__Exercise instructions__.
Give only the number of lines that include the string "icon".

__Records to use__.
##############################

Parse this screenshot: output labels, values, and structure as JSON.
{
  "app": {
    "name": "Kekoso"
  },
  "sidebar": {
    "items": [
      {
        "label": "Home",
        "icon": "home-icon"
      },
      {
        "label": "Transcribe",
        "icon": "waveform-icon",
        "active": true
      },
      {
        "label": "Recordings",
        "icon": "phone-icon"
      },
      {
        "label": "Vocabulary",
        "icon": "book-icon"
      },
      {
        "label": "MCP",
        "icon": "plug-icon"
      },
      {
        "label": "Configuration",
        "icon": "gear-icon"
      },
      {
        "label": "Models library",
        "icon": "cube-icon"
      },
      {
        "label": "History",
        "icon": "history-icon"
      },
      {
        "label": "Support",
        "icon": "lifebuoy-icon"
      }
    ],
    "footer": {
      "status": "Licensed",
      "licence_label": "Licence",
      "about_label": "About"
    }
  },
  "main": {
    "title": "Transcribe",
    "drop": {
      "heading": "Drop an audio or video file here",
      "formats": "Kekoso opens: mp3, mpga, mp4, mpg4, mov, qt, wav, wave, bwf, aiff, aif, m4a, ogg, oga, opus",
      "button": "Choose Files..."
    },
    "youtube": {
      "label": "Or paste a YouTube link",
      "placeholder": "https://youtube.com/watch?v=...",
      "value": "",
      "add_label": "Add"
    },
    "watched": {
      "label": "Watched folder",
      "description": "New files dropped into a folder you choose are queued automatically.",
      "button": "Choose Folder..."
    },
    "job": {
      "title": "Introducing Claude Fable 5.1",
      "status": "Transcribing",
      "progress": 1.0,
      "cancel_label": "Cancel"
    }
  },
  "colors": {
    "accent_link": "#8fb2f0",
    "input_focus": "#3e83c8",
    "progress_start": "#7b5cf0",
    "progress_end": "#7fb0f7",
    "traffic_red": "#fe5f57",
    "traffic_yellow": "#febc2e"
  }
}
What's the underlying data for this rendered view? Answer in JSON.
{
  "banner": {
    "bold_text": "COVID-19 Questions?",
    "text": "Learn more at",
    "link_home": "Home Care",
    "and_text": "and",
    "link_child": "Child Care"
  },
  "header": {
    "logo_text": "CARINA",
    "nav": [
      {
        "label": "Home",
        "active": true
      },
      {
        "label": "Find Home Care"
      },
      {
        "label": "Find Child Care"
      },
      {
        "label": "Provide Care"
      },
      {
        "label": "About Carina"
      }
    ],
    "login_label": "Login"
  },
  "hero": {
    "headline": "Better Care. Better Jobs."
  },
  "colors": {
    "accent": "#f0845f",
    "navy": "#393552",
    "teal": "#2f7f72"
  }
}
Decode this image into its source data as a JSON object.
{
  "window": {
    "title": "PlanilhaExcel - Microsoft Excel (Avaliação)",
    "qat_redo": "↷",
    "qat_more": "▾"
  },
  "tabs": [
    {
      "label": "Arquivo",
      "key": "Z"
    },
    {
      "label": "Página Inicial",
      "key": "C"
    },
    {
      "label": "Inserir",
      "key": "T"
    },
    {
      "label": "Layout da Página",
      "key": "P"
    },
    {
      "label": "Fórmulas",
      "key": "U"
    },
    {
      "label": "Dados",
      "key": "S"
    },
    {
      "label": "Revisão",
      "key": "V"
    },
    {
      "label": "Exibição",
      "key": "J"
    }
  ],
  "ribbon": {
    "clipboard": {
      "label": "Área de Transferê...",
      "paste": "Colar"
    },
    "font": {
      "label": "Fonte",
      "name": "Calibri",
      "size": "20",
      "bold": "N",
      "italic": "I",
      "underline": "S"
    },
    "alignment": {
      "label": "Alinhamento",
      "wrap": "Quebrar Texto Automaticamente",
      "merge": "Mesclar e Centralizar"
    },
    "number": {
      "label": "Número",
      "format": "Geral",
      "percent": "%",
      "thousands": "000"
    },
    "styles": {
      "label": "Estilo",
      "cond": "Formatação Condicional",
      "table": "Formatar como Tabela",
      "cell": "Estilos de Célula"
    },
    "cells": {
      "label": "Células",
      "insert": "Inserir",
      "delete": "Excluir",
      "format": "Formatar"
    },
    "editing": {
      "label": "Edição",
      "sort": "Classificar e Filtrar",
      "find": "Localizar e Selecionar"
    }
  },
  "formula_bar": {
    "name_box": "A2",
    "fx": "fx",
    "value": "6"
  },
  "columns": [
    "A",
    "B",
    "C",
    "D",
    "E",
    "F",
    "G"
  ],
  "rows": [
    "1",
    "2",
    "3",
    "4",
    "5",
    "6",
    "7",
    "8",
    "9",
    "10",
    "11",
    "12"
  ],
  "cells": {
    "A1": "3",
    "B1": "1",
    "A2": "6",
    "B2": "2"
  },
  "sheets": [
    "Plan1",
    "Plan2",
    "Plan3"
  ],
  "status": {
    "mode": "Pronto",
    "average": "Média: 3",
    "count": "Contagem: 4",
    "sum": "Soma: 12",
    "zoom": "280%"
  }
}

##############################

__Exercise result__.
9